What to produce: Your task is to repeat the entries word for word while leaving out the pictures.

------------

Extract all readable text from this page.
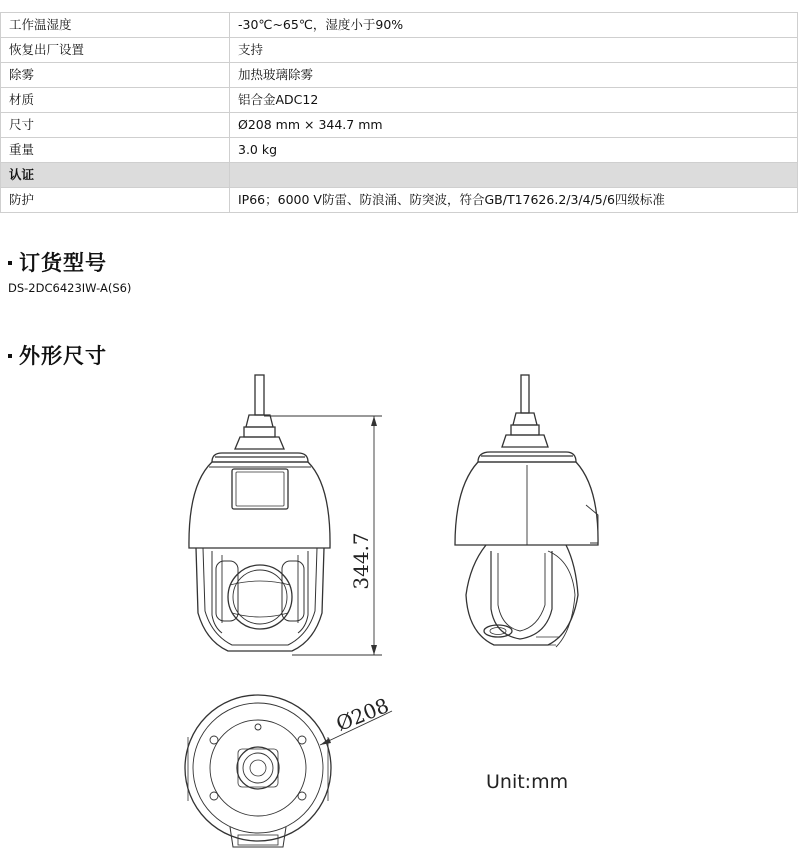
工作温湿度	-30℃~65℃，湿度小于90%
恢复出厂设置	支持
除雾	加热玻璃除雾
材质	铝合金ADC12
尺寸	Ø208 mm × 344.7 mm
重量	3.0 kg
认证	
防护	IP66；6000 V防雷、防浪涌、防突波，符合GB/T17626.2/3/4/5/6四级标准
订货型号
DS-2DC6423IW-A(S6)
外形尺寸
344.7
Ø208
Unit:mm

------------

Final answer:
Extract all readable text from this page.
工作温湿度	-30℃~65℃，湿度小于90%
恢复出厂设置	支持
除雾	加热玻璃除雾
材质	铝合金ADC12
尺寸	Ø208 mm × 344.7 mm
重量	3.0 kg
认证	
防护	IP66；6000 V防雷、防浪涌、防突波，符合GB/T17626.2/3/4/5/6四级标准
订货型号
DS-2DC6423IW-A(S6)
外形尺寸
344.7
Ø208
Unit:mm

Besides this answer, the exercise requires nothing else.